### Challenge:
Tally each line where the word "this" occurs, then give only the total.

### Exercise inputs:
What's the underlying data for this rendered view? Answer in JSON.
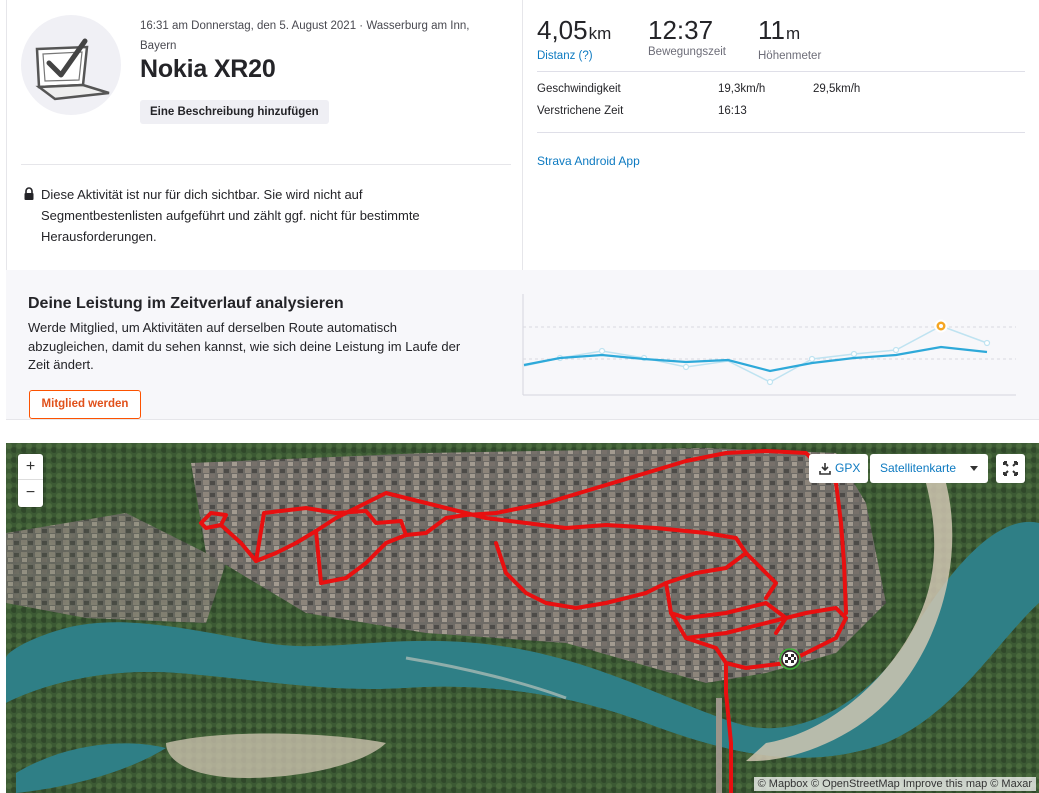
{
  "activity": {
    "meta_line1": "16:31 am Donnerstag, den 5. August 2021 · Wasserburg am Inn,",
    "meta_line2": "Bayern",
    "title": "Nokia XR20",
    "add_description": "Eine Beschreibung hinzufügen",
    "privacy_line1": "Diese Aktivität ist nur für dich sichtbar. Sie wird nicht auf",
    "privacy_line2": "Segmentbestenlisten aufgeführt und zählt ggf. nicht für bestimmte",
    "privacy_line3": "Herausforderungen."
  },
  "stats": {
    "distance_value": "4,05",
    "distance_unit": "km",
    "distance_label": "Distanz (?)",
    "moving_time_value": "12:37",
    "moving_time_label": "Bewegungszeit",
    "elevation_value": "11",
    "elevation_unit": "m",
    "elevation_label": "Höhenmeter",
    "speed_label": "Geschwindigkeit",
    "speed_avg": "19,3km/h",
    "speed_max": "29,5km/h",
    "elapsed_label": "Verstrichene Zeit",
    "elapsed_value": "16:13",
    "device": "Strava Android App"
  },
  "performance": {
    "heading": "Deine Leistung im Zeitverlauf analysieren",
    "text_line1": "Werde Mitglied, um Aktivitäten auf derselben Route automatisch",
    "text_line2": "abzugleichen, damit du sehen kannst, wie sich deine Leistung im Laufe der",
    "text_line3": "Zeit ändert.",
    "member_button": "Mitglied werden",
    "colors": {
      "line": "#2ea9d9",
      "faded_line": "#bfe3f1",
      "highlight": "#f5a623"
    }
  },
  "map": {
    "zoom_in": "+",
    "zoom_out": "−",
    "gpx_label": "GPX",
    "map_type": "Satellitenkarte",
    "attribution": "© Mapbox © OpenStreetMap Improve this map © Maxar",
    "route_color": "#e81010",
    "river_color": "#2f7f86"
  }
}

### Full response:
2